» What you should do:
Find each line that has the string "Style" and give the total, with nothing else.

» Data:
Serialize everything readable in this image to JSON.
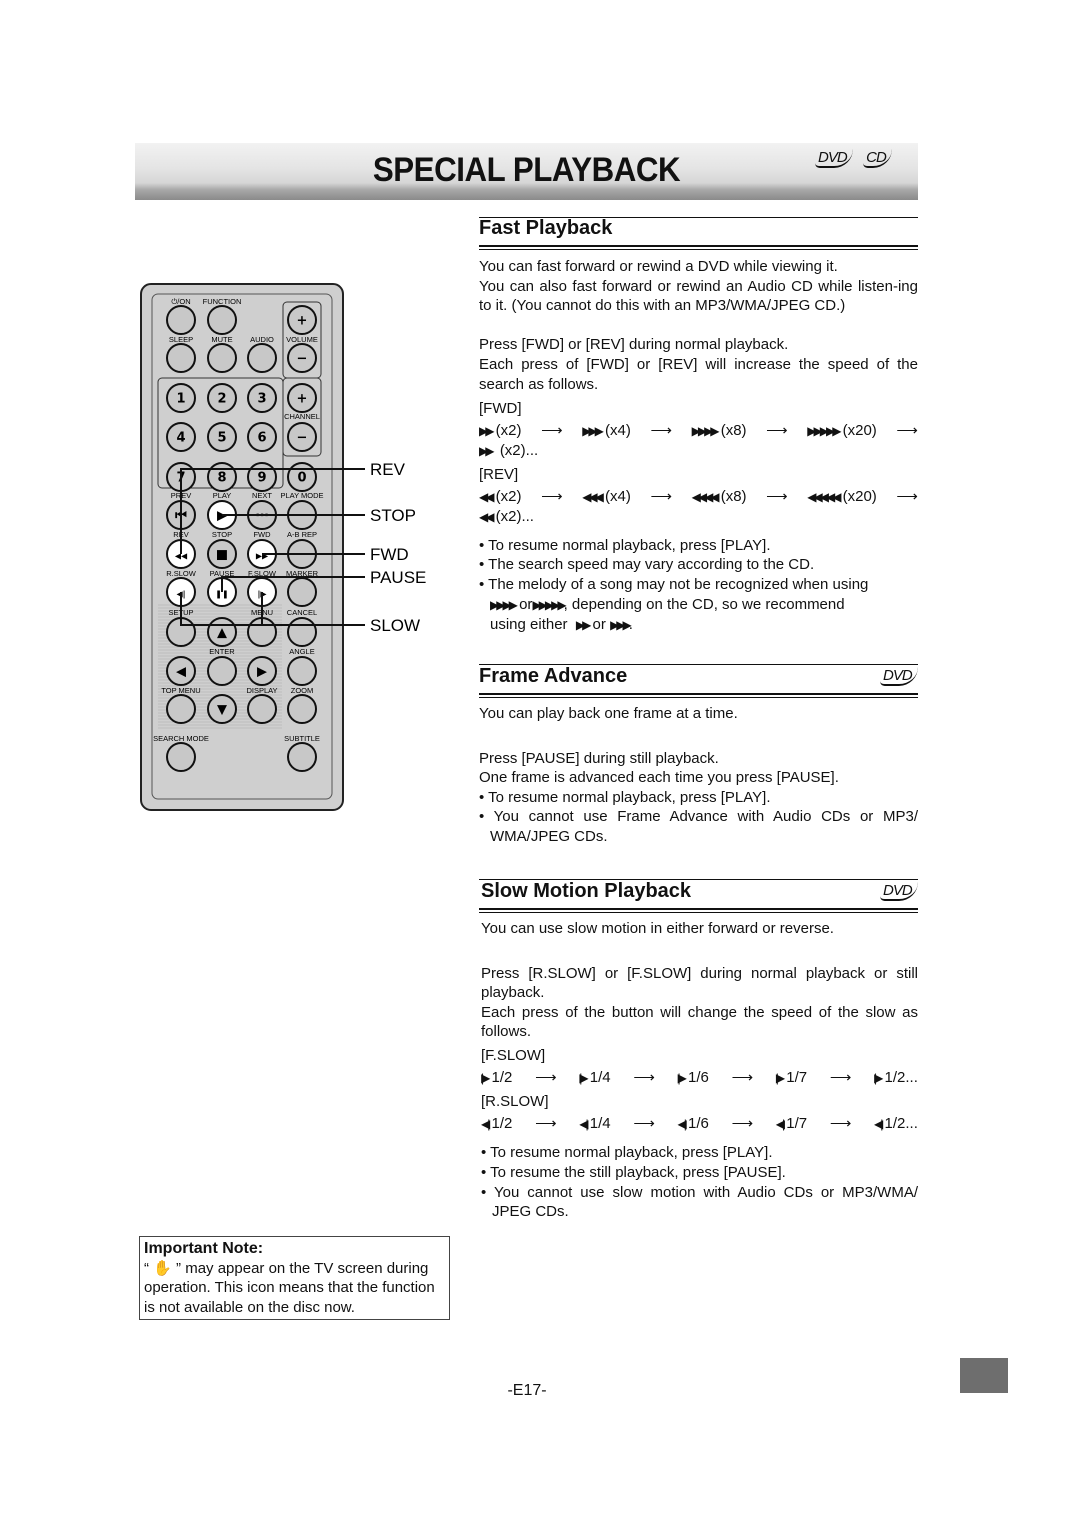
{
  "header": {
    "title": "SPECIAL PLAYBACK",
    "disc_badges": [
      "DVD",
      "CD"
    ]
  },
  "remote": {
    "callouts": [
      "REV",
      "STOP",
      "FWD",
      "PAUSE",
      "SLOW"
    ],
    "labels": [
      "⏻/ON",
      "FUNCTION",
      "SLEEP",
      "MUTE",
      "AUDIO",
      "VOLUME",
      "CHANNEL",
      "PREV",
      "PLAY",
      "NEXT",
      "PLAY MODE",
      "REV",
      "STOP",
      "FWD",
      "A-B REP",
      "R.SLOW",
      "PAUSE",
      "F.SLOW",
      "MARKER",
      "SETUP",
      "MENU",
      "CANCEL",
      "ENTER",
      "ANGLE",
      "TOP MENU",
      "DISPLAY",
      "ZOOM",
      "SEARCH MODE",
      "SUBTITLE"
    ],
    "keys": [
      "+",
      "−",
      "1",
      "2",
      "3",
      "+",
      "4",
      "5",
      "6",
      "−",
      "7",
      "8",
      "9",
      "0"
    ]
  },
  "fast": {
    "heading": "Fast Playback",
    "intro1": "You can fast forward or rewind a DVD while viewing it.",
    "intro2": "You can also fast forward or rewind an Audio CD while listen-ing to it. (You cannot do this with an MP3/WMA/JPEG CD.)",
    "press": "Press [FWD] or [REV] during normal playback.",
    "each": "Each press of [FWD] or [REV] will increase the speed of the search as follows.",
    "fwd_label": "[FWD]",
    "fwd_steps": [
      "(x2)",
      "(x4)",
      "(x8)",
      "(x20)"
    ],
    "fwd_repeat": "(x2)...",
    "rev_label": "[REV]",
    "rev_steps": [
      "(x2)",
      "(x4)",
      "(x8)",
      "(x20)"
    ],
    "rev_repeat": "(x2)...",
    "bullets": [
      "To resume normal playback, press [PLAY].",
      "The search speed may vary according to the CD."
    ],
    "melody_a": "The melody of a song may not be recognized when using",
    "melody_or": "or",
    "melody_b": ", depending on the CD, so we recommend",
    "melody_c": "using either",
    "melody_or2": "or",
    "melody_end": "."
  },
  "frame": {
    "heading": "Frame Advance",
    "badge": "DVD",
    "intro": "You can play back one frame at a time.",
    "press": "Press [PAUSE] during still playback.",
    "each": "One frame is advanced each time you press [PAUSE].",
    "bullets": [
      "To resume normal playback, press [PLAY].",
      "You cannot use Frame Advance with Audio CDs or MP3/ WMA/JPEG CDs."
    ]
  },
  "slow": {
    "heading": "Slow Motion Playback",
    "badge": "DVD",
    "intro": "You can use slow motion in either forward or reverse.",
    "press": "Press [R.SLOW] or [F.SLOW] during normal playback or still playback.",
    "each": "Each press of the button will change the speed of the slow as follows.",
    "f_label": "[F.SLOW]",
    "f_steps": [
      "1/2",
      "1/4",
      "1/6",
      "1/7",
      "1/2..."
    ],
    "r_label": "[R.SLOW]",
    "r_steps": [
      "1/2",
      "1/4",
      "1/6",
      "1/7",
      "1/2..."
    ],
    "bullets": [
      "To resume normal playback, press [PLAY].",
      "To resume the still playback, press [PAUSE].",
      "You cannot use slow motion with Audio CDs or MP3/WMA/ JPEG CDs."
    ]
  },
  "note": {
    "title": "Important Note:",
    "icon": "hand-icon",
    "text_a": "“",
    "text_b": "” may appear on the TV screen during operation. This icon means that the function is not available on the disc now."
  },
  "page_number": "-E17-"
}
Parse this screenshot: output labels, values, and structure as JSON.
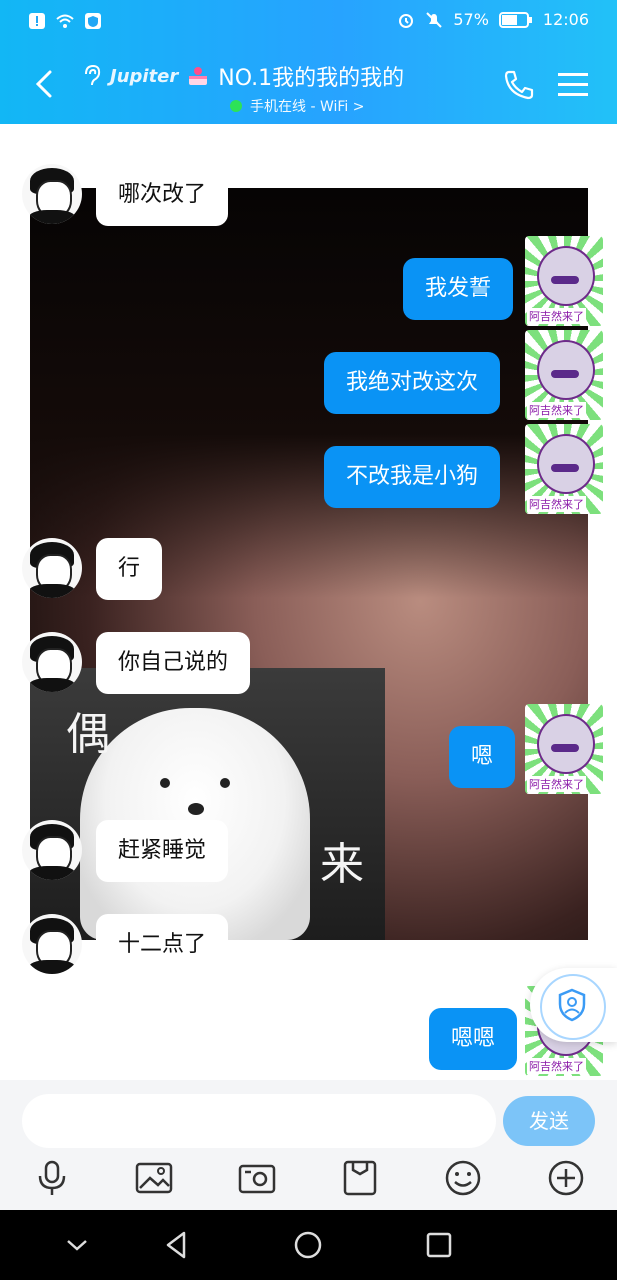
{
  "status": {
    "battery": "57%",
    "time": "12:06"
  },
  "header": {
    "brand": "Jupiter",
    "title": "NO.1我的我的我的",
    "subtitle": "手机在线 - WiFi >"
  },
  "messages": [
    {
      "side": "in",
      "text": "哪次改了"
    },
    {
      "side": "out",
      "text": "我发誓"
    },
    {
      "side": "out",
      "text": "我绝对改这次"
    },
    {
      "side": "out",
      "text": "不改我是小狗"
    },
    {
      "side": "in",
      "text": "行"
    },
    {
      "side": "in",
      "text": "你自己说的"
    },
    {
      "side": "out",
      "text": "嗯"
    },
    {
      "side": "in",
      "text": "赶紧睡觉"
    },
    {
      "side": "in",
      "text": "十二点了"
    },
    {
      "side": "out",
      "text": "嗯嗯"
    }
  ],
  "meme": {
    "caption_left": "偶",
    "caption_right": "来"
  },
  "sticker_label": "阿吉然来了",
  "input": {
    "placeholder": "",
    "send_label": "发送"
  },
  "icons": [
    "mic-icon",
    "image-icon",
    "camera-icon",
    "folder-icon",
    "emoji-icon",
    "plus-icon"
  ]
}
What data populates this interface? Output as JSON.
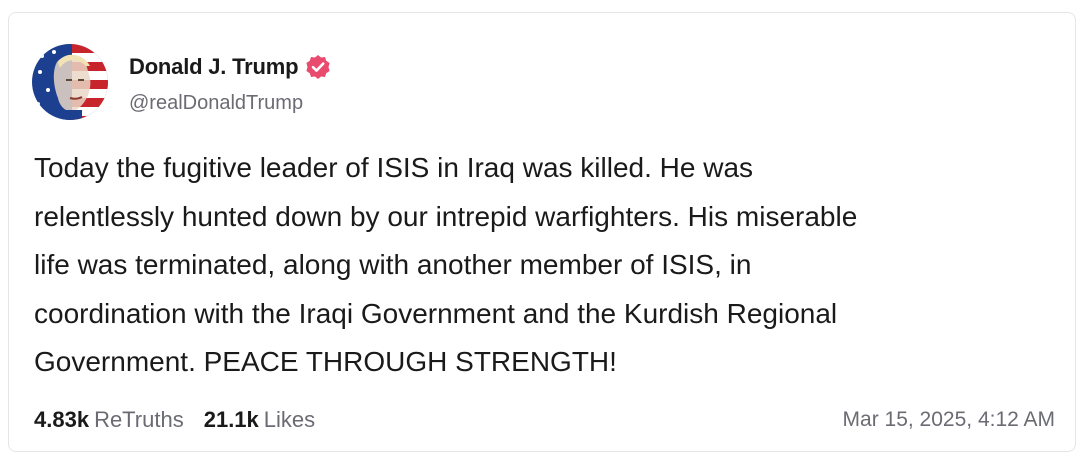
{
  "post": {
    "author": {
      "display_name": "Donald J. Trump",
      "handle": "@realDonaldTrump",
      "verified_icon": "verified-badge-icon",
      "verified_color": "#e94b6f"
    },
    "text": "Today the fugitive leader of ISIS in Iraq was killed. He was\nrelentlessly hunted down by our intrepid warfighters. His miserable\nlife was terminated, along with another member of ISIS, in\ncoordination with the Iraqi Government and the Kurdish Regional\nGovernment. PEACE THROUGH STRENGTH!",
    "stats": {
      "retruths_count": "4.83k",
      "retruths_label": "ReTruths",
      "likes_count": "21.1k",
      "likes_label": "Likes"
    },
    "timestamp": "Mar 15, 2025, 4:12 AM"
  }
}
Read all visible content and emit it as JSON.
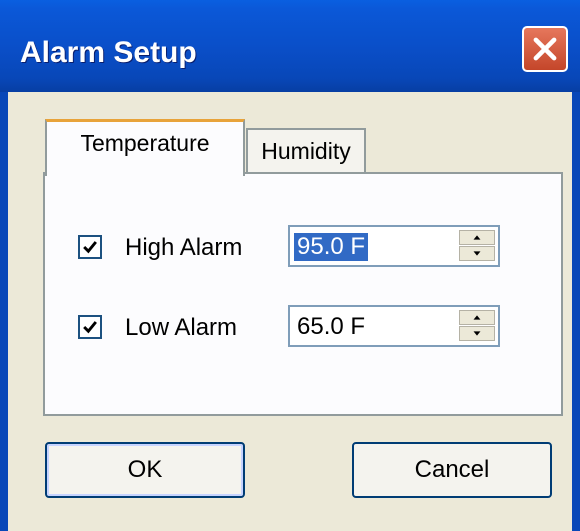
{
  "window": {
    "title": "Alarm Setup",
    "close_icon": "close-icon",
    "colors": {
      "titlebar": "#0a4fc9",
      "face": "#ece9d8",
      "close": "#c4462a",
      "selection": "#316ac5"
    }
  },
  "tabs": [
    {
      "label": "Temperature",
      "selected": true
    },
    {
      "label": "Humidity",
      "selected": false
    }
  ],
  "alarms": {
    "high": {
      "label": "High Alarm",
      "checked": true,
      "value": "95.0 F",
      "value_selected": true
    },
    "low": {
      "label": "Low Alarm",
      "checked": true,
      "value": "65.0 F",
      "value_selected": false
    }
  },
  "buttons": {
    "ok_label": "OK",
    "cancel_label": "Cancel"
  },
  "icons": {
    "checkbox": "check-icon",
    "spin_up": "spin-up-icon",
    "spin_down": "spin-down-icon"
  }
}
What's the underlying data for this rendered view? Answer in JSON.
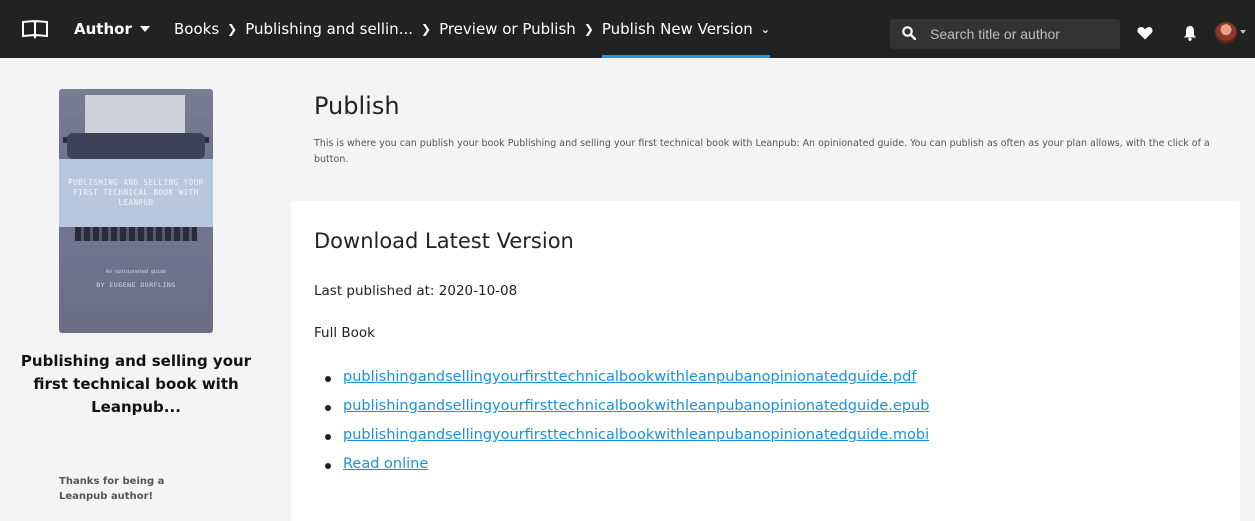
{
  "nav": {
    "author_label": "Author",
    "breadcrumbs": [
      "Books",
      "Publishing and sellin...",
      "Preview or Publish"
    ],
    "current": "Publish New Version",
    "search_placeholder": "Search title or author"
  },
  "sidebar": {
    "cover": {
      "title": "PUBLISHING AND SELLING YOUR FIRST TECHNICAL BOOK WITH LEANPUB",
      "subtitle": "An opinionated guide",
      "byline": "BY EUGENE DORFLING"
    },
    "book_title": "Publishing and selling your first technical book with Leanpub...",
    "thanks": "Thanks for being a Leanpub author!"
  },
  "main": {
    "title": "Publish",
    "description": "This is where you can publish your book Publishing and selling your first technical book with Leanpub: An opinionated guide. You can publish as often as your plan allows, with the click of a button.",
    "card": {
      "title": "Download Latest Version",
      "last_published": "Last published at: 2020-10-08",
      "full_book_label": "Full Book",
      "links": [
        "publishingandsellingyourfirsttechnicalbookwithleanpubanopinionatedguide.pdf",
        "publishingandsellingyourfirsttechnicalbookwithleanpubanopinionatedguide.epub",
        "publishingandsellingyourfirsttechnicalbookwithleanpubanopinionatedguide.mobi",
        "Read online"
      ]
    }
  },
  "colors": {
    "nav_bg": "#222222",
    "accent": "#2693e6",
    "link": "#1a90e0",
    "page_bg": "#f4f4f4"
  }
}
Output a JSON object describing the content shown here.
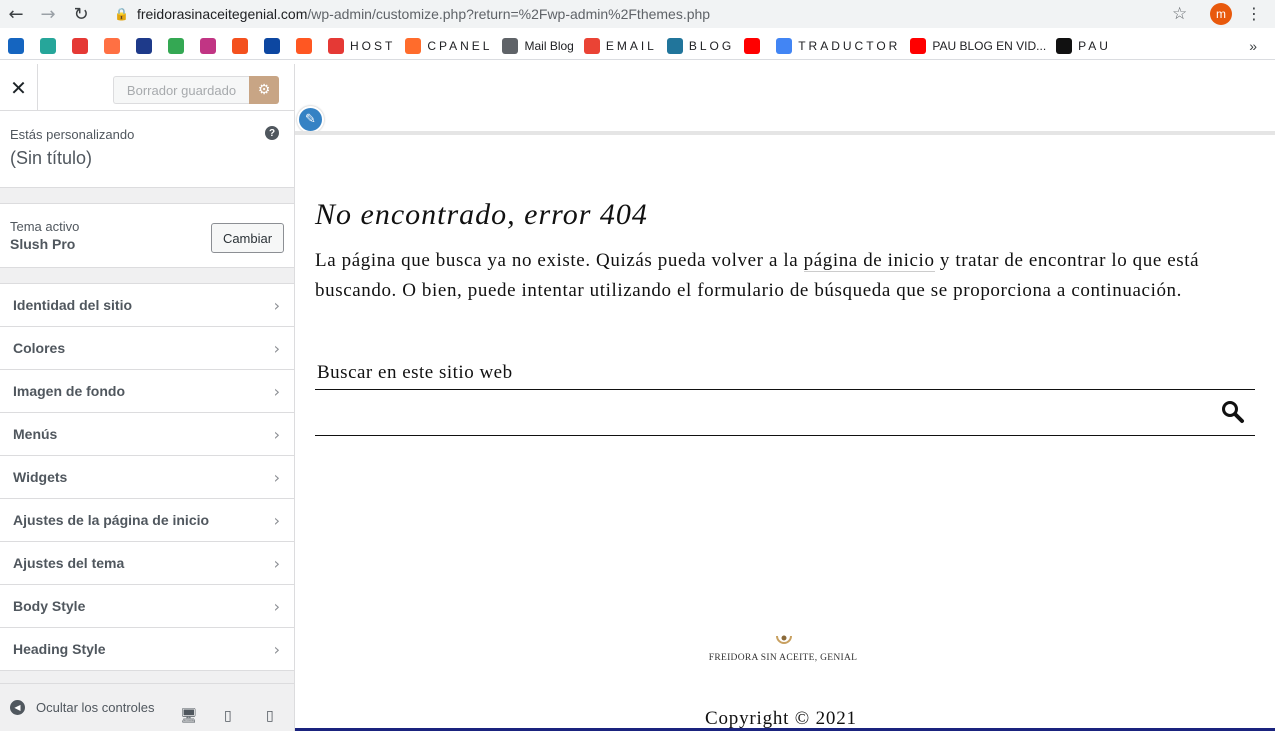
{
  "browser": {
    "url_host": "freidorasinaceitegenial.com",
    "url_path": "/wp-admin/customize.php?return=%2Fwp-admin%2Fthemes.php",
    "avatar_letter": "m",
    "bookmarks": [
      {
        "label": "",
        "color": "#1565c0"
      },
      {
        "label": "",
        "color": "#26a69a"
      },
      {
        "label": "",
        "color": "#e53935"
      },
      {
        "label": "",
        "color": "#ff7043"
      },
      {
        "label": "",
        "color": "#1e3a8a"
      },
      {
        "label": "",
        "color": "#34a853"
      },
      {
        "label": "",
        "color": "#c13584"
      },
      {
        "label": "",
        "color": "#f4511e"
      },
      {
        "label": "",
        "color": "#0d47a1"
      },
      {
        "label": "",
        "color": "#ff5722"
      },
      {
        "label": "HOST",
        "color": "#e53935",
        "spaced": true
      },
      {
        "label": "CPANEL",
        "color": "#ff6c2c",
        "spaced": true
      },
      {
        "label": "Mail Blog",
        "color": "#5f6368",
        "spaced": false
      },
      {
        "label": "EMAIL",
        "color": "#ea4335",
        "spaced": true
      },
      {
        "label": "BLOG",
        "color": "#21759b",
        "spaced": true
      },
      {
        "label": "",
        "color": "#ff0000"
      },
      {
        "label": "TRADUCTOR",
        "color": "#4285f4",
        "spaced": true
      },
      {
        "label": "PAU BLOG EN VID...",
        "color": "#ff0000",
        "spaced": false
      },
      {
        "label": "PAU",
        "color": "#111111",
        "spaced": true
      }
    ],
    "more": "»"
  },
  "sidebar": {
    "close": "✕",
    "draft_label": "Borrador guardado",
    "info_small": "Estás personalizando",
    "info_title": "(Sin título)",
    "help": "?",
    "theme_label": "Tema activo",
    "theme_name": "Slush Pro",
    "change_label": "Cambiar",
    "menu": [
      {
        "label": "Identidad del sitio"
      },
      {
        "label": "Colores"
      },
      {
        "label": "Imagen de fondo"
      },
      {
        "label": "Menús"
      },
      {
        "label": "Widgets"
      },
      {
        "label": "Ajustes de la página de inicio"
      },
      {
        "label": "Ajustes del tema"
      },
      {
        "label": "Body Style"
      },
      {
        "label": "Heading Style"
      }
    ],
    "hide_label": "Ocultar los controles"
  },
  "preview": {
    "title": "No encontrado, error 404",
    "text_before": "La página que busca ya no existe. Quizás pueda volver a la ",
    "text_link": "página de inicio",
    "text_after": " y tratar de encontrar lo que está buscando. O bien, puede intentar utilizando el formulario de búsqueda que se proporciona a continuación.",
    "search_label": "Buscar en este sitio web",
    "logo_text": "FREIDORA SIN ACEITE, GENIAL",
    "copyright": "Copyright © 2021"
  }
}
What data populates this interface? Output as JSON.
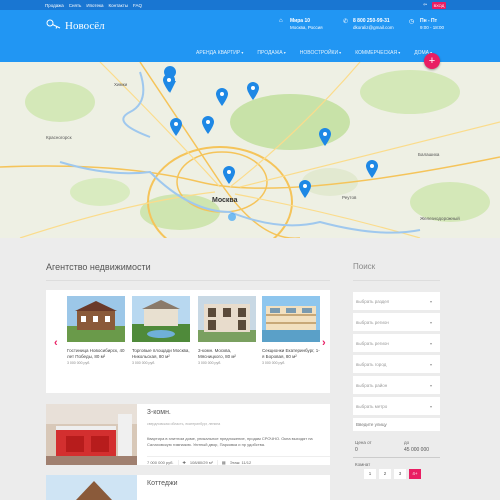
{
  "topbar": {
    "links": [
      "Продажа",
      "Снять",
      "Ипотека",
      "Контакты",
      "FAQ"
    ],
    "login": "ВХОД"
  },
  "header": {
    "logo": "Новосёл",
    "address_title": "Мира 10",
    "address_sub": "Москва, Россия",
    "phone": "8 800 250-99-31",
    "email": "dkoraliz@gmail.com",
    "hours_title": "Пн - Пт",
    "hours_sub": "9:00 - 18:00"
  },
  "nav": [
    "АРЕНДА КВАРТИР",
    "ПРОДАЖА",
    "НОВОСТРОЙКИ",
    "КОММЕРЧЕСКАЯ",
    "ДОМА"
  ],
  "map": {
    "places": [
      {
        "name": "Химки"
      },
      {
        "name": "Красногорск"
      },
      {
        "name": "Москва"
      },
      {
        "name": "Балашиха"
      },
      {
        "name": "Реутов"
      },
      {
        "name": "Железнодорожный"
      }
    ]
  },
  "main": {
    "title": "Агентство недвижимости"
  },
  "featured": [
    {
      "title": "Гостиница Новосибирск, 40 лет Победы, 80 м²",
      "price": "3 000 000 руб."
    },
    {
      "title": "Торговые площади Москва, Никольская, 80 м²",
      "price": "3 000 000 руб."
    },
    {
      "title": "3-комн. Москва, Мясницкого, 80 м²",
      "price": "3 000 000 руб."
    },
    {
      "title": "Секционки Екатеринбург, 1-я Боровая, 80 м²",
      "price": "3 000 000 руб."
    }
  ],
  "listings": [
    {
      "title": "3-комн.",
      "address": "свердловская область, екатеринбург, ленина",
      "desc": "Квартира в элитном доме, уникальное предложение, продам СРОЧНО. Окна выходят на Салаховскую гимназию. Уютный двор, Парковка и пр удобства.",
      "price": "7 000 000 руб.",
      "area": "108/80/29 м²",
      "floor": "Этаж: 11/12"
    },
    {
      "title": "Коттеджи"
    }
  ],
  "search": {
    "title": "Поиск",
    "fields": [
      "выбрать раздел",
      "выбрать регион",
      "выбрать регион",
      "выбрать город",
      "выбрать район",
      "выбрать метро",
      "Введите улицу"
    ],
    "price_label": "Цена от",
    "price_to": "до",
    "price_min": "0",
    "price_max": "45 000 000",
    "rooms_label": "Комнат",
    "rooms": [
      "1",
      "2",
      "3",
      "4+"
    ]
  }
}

» Expected answer:
2